::: Entries
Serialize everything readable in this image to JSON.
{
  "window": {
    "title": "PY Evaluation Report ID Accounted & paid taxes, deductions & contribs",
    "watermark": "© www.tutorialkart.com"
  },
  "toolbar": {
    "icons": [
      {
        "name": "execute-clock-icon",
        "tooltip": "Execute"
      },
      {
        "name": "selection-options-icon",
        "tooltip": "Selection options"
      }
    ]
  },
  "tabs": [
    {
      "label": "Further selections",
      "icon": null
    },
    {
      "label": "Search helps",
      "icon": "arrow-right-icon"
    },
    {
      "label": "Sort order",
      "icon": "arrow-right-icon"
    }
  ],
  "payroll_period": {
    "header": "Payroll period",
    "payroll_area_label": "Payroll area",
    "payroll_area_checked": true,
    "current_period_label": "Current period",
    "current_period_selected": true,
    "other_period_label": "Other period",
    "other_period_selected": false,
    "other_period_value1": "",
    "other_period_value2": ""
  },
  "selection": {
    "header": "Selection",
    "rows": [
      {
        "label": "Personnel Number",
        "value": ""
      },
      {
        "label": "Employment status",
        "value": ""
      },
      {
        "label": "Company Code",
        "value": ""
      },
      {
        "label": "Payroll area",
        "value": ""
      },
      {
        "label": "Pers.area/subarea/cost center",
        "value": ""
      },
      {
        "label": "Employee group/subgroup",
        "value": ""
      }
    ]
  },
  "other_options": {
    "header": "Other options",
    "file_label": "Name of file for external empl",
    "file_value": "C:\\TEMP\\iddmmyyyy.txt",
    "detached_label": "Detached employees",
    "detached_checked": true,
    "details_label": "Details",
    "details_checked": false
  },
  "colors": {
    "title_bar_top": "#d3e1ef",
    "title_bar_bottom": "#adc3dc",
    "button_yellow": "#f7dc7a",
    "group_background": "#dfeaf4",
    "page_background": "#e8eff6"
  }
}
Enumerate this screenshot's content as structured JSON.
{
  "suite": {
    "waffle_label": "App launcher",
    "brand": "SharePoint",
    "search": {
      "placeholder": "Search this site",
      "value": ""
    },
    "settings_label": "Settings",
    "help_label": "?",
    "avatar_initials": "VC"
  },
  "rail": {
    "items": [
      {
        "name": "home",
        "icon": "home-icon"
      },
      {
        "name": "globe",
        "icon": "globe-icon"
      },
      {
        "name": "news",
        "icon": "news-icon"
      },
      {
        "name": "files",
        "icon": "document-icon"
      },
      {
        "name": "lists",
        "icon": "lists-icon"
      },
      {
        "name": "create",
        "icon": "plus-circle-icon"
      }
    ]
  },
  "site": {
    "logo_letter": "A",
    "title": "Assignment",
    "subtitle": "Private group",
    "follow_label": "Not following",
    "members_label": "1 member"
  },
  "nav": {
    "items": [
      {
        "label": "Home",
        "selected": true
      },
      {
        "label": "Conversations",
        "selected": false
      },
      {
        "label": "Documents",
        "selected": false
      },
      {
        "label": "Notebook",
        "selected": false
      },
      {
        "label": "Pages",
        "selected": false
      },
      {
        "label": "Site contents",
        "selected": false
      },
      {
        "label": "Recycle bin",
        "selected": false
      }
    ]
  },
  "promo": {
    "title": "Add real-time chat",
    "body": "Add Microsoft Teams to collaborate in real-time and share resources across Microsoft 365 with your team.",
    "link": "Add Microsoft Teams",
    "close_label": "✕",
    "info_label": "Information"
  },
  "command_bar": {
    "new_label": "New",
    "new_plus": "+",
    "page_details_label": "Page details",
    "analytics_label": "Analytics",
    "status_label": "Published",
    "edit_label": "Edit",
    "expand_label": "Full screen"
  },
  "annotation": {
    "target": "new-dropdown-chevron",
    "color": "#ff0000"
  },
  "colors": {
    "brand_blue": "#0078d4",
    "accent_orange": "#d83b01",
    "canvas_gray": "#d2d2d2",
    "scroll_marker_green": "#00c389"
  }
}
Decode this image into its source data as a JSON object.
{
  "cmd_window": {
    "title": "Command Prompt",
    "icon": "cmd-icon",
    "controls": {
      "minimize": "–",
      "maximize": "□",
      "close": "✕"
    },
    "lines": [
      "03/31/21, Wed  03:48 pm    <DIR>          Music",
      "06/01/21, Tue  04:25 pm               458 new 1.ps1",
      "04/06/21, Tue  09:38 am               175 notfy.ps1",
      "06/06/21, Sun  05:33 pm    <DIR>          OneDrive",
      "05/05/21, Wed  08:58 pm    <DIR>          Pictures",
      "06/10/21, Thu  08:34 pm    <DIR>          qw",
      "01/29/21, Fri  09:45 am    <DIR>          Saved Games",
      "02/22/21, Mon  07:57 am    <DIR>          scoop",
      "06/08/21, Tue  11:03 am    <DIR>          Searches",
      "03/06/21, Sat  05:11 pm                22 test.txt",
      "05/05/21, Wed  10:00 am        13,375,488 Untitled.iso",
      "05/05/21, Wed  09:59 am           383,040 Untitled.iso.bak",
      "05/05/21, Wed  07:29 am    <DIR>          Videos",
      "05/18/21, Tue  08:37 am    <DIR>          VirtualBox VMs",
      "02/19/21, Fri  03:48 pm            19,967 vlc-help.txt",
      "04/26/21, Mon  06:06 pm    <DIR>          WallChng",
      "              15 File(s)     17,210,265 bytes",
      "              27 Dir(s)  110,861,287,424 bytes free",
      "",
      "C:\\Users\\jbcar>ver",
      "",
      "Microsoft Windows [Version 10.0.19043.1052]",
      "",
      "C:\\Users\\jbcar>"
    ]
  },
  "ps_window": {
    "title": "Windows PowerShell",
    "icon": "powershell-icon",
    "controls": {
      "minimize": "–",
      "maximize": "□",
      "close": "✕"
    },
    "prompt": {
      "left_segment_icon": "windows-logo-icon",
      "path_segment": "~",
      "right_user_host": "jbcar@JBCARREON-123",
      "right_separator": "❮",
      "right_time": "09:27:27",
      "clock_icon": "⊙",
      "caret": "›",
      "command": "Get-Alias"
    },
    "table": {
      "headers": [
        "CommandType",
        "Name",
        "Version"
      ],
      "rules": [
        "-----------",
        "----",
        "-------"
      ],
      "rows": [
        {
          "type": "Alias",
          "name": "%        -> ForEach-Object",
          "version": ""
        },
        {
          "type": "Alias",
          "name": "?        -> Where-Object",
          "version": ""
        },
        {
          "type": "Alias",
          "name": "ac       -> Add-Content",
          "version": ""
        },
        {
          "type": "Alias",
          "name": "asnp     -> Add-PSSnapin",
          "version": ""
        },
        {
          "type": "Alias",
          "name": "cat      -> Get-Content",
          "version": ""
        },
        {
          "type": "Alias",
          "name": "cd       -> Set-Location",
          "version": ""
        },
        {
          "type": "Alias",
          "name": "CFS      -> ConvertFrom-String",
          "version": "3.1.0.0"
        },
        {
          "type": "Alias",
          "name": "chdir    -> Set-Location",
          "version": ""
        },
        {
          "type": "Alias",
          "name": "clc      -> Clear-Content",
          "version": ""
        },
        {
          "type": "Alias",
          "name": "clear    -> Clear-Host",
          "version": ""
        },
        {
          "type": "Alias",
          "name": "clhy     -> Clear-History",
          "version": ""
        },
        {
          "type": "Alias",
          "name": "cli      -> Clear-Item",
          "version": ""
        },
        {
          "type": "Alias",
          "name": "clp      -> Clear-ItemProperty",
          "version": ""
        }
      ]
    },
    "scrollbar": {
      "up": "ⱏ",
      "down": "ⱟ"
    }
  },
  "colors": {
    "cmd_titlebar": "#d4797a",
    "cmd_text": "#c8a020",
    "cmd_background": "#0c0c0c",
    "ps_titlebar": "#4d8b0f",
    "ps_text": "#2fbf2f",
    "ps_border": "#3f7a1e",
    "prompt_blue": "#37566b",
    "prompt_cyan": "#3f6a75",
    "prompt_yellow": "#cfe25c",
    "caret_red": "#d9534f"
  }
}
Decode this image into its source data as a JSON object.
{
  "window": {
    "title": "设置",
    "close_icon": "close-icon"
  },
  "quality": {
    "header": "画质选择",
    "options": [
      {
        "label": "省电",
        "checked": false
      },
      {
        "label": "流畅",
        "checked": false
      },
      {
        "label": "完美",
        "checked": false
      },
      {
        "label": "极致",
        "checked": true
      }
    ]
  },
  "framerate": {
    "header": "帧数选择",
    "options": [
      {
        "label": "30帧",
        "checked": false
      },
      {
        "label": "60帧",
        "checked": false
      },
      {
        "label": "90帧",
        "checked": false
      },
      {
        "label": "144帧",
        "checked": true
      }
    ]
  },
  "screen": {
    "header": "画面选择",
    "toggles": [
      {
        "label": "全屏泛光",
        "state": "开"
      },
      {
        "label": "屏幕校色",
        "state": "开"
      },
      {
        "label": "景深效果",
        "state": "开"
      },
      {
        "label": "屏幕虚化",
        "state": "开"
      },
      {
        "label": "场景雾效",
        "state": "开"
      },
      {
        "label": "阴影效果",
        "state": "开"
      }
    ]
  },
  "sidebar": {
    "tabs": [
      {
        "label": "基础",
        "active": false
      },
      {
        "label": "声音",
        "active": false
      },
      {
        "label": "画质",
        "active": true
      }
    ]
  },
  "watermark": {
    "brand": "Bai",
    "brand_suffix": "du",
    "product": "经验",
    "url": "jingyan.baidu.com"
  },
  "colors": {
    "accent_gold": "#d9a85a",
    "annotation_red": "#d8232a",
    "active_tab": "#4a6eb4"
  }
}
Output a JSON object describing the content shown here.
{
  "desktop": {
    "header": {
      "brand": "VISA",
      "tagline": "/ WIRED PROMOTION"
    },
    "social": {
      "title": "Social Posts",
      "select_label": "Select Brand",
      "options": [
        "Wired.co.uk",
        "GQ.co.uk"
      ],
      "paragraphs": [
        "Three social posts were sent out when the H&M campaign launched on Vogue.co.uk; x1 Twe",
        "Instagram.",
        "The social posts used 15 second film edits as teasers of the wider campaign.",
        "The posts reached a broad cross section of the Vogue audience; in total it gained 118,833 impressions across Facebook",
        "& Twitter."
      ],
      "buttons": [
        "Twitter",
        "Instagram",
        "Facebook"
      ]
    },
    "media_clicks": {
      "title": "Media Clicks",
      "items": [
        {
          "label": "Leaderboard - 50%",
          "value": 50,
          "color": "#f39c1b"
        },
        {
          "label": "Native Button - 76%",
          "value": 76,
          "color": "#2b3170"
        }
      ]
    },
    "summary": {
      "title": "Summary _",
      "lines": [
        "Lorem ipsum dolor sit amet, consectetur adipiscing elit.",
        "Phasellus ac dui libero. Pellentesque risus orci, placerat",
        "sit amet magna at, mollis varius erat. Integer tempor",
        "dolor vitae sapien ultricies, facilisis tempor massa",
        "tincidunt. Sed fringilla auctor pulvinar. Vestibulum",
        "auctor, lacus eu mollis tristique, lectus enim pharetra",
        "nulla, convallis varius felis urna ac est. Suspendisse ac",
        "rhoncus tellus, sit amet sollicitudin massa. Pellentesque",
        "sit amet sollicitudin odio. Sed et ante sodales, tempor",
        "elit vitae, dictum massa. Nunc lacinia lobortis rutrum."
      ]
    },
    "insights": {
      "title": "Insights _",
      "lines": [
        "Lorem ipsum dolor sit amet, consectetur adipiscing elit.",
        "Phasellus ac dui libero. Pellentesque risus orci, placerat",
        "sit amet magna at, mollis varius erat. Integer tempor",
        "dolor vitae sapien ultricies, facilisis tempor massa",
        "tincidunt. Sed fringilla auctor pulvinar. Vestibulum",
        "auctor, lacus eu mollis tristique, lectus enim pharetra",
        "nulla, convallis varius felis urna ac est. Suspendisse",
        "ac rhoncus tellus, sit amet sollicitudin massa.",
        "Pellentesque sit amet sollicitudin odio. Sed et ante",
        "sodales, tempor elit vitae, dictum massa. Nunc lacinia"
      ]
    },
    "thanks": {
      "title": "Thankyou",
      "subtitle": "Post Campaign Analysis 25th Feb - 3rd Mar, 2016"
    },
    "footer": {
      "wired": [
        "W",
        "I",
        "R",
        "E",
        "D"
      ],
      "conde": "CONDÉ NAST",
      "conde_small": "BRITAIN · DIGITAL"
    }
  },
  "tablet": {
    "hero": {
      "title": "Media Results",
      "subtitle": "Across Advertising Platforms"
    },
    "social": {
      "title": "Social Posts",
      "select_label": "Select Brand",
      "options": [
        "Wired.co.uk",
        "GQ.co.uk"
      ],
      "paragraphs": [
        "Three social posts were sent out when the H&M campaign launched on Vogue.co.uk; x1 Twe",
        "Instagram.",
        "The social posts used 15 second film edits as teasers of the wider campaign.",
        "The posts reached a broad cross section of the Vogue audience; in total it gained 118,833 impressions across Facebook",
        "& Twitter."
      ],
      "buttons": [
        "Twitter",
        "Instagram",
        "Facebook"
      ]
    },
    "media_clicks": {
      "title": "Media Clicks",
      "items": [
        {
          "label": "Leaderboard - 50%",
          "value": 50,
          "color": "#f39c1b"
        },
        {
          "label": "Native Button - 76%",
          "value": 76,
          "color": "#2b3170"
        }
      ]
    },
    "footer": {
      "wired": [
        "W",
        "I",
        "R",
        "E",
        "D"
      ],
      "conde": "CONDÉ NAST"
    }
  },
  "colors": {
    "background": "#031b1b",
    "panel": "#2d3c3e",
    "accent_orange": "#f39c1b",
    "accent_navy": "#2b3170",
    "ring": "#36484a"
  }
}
::::::
== What to do ==
Which lines in the data above contain "true"? Show each one.

== Solution to the exercise ==
    "payroll_area_checked": true,
    "current_period_selected": true,
    "detached_checked": true,
        "selected": true
        "checked": true
        "checked": true
        "active": true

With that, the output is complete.